— START OF RECORDS FOR THIS EXERCISE —

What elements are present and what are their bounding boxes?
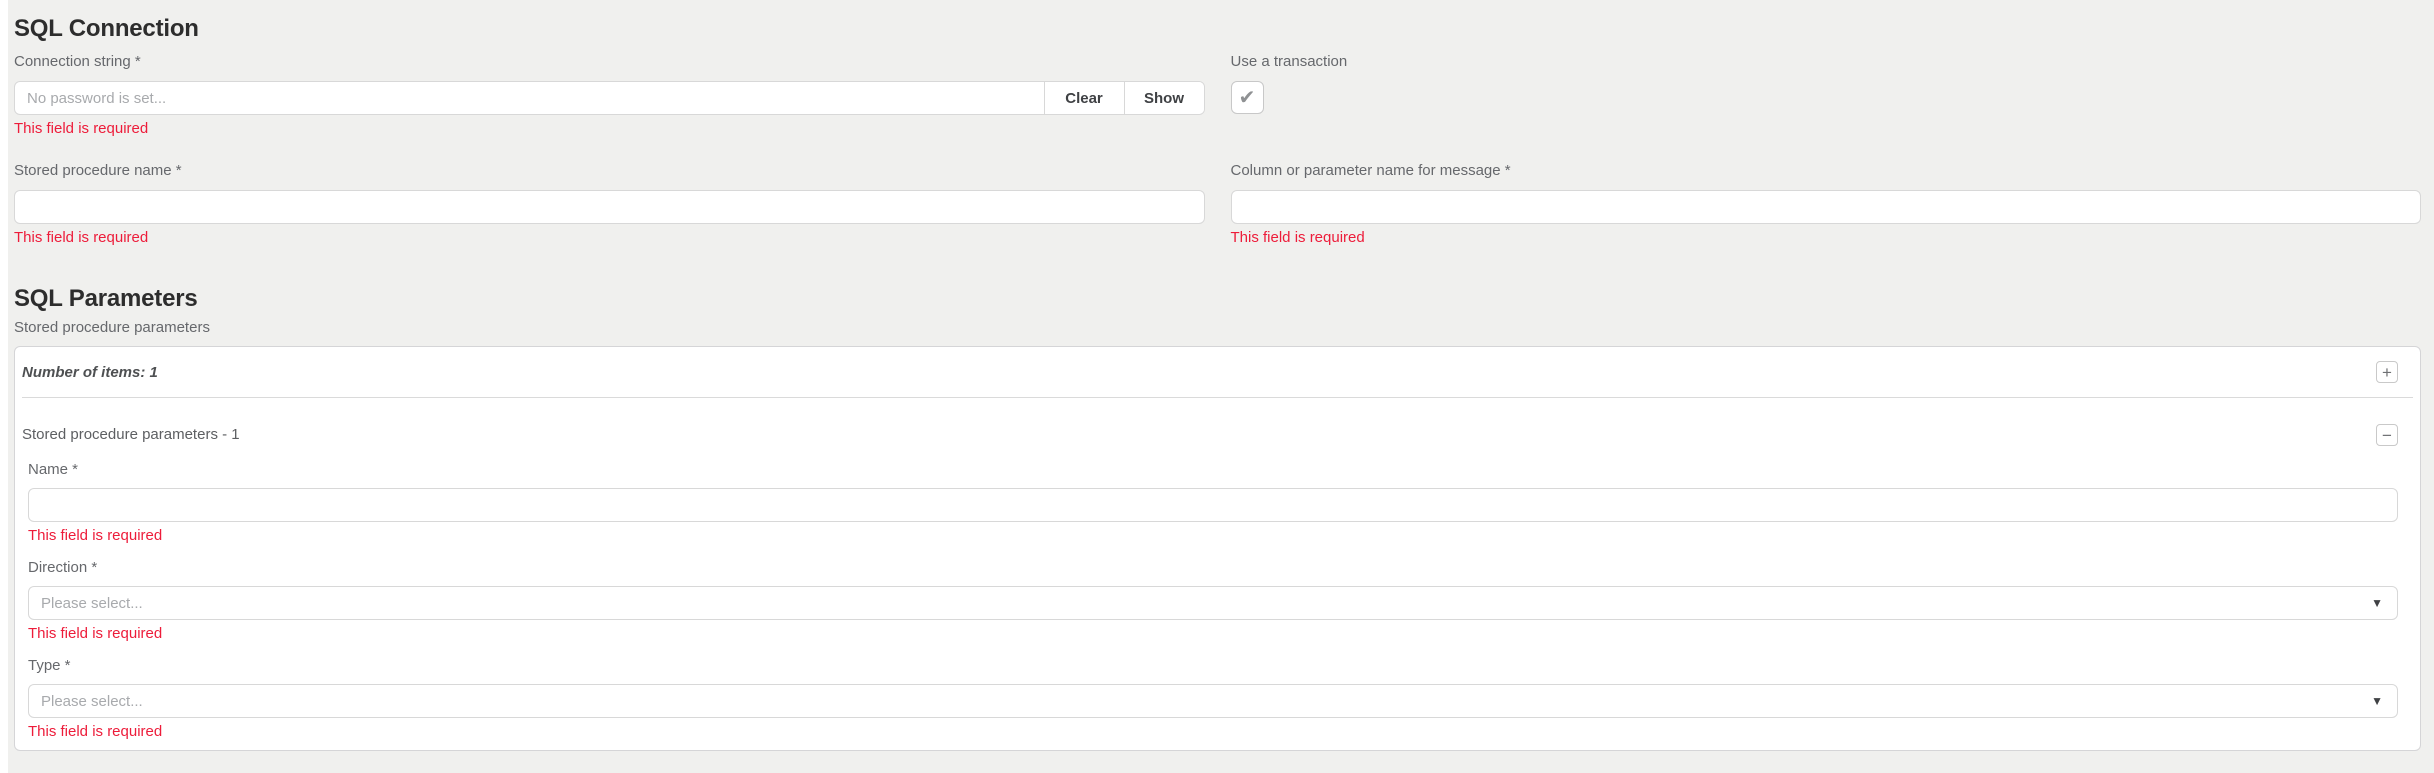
stored-procedure-parameters-label: Stored procedure parameters	[14, 318, 2421, 338]
parameter-item-title: Stored procedure parameters - 1	[22, 424, 240, 446]
connection-fields-grid: Connection string * Clear Show This fiel…	[14, 52, 2421, 248]
number-of-items-text: Number of items: 1	[22, 364, 158, 381]
parameter-direction-error: This field is required	[28, 624, 2398, 644]
add-item-button[interactable]: +	[2376, 361, 2398, 383]
connection-string-error: This field is required	[14, 119, 1205, 139]
field-parameter-name: Name * This field is required	[28, 460, 2398, 546]
parameters-panel: Number of items: 1 + Stored procedure pa…	[14, 346, 2421, 751]
parameter-direction-select[interactable]: Please select... ▼	[28, 586, 2398, 620]
parameter-type-error: This field is required	[28, 722, 2398, 742]
parameter-name-input[interactable]	[28, 488, 2398, 522]
direction-select-value: Please select...	[41, 595, 143, 612]
chevron-down-icon: ▼	[2371, 596, 2383, 610]
field-parameter-direction: Direction * Please select... ▼ This fiel…	[28, 558, 2398, 644]
connection-string-label: Connection string *	[14, 52, 1205, 72]
message-column-input[interactable]	[1231, 190, 2422, 224]
section-title-sql-connection: SQL Connection	[14, 14, 2421, 44]
parameter-item-fields: Name * This field is required Direction …	[28, 460, 2398, 742]
field-parameter-type: Type * Please select... ▼ This field is …	[28, 656, 2398, 742]
stored-procedure-name-input[interactable]	[14, 190, 1205, 224]
message-column-label: Column or parameter name for message *	[1231, 161, 2422, 181]
field-connection-string: Connection string * Clear Show This fiel…	[14, 52, 1205, 139]
field-use-transaction: Use a transaction ✔	[1231, 52, 2422, 139]
stored-procedure-name-label: Stored procedure name *	[14, 161, 1205, 181]
connection-string-group: Clear Show	[14, 81, 1205, 115]
parameter-name-label: Name *	[28, 460, 2398, 480]
chevron-down-icon: ▼	[2371, 694, 2383, 708]
use-transaction-checkbox[interactable]: ✔	[1231, 81, 1264, 114]
stored-procedure-name-error: This field is required	[14, 228, 1205, 248]
parameter-type-select[interactable]: Please select... ▼	[28, 684, 2398, 718]
parameter-item-header: Stored procedure parameters - 1 −	[22, 424, 2398, 446]
connection-string-input[interactable]	[15, 82, 1044, 114]
parameters-panel-header: Number of items: 1 +	[15, 347, 2420, 397]
parameter-type-label: Type *	[28, 656, 2398, 676]
remove-item-button[interactable]: −	[2376, 424, 2398, 446]
plus-icon: +	[2382, 363, 2392, 382]
field-stored-procedure-name: Stored procedure name * This field is re…	[14, 161, 1205, 248]
minus-icon: −	[2382, 426, 2392, 445]
checkmark-icon: ✔	[1239, 88, 1256, 108]
clear-button[interactable]: Clear	[1044, 82, 1124, 114]
parameter-name-error: This field is required	[28, 526, 2398, 546]
section-title-sql-parameters: SQL Parameters	[14, 284, 2421, 314]
page-left-gutter	[0, 0, 8, 773]
use-transaction-label: Use a transaction	[1231, 52, 2422, 72]
message-column-error: This field is required	[1231, 228, 2422, 248]
parameter-item-1: Stored procedure parameters - 1 − Name *…	[15, 398, 2420, 750]
parameter-direction-label: Direction *	[28, 558, 2398, 578]
show-button[interactable]: Show	[1124, 82, 1204, 114]
form-content: SQL Connection Connection string * Clear…	[14, 0, 2421, 751]
field-message-column: Column or parameter name for message * T…	[1231, 161, 2422, 248]
type-select-value: Please select...	[41, 693, 143, 710]
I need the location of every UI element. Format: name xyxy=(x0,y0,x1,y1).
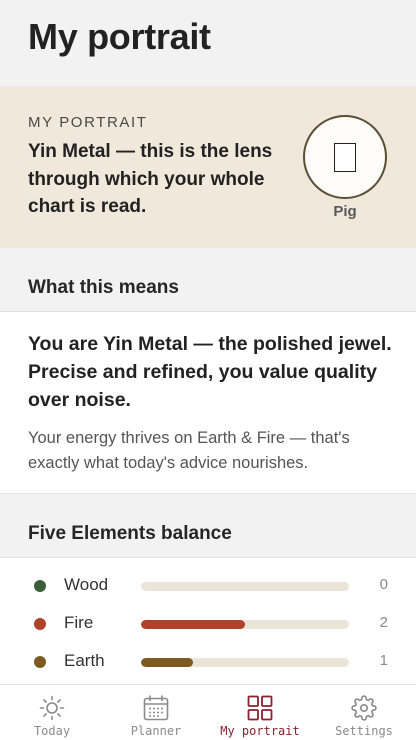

— END OF RECORDS FOR THIS EXERCISE —

## PROBLEM TO WORK ON
Gather every line of the data above that contains the string "type", and copy each one in full.

## REPLY TO THE EXERCISE
parameter-type-error: This field is required	[28, 722, 2398, 742]
field-parameter-type: Type * Please select... ▼ This field is …	[28, 656, 2398, 742]
parameter-type-select[interactable]: Please select... ▼	[28, 684, 2398, 718]
parameter-type-label: Type *	[28, 656, 2398, 676]
type-select-value: Please select...	[41, 693, 143, 710]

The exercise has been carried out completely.